┏━━

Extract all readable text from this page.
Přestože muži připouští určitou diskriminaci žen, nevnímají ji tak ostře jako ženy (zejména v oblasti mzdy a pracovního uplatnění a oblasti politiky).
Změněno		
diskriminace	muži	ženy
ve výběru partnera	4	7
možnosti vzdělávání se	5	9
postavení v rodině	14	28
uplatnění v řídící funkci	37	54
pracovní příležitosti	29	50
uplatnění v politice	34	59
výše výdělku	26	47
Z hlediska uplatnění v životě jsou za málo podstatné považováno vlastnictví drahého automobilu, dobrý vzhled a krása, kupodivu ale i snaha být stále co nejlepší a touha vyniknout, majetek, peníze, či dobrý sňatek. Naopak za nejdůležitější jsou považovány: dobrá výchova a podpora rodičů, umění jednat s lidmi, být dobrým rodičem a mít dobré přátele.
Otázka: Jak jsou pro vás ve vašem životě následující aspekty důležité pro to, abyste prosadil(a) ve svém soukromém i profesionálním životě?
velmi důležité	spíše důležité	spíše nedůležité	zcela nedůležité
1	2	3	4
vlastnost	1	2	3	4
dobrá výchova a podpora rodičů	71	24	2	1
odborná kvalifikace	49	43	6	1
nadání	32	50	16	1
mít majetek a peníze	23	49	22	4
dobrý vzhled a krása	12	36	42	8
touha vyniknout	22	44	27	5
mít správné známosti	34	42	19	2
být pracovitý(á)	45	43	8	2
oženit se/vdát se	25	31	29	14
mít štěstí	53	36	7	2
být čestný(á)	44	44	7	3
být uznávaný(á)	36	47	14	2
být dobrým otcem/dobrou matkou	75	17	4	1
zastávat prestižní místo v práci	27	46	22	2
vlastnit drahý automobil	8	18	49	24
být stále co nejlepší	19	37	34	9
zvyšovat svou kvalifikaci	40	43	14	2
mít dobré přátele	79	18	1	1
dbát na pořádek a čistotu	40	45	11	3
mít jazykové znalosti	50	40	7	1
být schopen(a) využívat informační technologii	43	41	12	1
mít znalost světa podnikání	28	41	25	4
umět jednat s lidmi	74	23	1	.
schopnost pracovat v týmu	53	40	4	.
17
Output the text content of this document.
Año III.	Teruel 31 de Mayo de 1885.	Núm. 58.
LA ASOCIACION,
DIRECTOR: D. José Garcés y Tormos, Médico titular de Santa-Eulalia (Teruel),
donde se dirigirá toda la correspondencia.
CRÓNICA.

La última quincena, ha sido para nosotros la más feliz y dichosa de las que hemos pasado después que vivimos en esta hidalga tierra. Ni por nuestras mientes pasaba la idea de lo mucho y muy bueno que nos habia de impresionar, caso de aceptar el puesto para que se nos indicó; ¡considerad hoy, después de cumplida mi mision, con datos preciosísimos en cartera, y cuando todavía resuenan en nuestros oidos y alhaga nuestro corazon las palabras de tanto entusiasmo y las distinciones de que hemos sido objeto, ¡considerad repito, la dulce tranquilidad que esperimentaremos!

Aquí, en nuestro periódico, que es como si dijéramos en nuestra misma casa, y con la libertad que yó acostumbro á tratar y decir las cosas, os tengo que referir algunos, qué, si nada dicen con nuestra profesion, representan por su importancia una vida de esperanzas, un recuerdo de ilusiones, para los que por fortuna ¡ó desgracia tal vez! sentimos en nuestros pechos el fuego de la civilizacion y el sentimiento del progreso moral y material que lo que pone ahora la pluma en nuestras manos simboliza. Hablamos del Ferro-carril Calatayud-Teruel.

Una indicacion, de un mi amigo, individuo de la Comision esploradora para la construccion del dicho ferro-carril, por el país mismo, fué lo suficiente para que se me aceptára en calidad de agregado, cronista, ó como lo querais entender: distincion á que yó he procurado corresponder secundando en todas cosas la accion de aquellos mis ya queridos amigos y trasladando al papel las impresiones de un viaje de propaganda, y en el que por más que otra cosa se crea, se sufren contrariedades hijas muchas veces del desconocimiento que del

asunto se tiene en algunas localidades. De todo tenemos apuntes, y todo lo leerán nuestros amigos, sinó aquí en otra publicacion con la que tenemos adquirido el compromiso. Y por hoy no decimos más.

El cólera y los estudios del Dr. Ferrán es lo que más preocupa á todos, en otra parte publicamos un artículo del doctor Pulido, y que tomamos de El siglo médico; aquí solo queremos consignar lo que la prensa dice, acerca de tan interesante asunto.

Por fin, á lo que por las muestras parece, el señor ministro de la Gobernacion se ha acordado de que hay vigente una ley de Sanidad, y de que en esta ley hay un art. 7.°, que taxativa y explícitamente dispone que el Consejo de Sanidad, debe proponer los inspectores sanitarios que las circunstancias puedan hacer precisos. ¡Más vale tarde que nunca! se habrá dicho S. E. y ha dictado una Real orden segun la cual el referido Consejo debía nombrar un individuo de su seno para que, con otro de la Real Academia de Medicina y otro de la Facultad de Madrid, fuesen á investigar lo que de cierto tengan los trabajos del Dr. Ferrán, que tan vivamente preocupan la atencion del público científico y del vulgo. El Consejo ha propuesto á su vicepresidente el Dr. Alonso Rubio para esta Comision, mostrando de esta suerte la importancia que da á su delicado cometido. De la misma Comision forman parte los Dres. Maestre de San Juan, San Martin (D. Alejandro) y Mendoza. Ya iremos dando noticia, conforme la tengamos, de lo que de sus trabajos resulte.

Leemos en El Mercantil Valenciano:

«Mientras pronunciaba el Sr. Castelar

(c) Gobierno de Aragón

┗━━

→ **AIM OF THE EXERCISE**: What is the number of lines in the listing that include the word "peníze"? Give that number and nothing else.

→ **RESPONSE**: 2